# DATA SHOWN start

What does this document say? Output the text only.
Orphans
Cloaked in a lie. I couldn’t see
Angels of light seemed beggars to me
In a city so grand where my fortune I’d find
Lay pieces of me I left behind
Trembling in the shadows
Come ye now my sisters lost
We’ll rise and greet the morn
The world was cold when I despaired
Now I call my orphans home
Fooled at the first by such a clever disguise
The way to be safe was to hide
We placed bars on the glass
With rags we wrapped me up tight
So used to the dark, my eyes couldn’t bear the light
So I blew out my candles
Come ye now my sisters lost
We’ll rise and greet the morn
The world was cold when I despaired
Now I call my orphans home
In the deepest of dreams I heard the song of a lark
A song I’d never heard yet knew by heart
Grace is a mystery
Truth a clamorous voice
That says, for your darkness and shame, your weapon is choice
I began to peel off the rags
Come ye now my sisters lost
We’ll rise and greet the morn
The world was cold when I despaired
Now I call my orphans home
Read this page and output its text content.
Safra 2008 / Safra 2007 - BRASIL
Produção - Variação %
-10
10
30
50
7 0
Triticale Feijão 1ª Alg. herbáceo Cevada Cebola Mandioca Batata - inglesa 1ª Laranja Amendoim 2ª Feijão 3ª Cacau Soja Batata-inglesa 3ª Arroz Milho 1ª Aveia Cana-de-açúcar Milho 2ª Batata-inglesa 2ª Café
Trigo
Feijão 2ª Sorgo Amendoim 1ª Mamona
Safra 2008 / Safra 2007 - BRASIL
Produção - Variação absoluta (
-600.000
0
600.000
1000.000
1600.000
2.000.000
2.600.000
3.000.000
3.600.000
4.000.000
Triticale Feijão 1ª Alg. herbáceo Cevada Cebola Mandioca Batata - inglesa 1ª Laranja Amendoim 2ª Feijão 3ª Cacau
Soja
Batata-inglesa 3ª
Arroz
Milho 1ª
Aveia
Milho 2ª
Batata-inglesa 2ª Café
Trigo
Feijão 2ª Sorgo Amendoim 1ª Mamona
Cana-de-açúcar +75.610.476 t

# DATA SHOWN end

WHAT IS ASKED
Only the lines from the one that contains "Read this page and output its text content." through the last line should be repeated, each exactly as it stands, with both ends included.

EXPECTED ANSWER
Read this page and output its text content.
Safra 2008 / Safra 2007 - BRASIL
Produção - Variação %
-10
10
30
50
7 0
Triticale Feijão 1ª Alg. herbáceo Cevada Cebola Mandioca Batata - inglesa 1ª Laranja Amendoim 2ª Feijão 3ª Cacau Soja Batata-inglesa 3ª Arroz Milho 1ª Aveia Cana-de-açúcar Milho 2ª Batata-inglesa 2ª Café
Trigo
Feijão 2ª Sorgo Amendoim 1ª Mamona
Safra 2008 / Safra 2007 - BRASIL
Produção - Variação absoluta (
-600.000
0
600.000
1000.000
1600.000
2.000.000
2.600.000
3.000.000
3.600.000
4.000.000
Triticale Feijão 1ª Alg. herbáceo Cevada Cebola Mandioca Batata - inglesa 1ª Laranja Amendoim 2ª Feijão 3ª Cacau
Soja
Batata-inglesa 3ª
Arroz
Milho 1ª
Aveia
Milho 2ª
Batata-inglesa 2ª Café
Trigo
Feijão 2ª Sorgo Amendoim 1ª Mamona
Cana-de-açúcar +75.610.476 t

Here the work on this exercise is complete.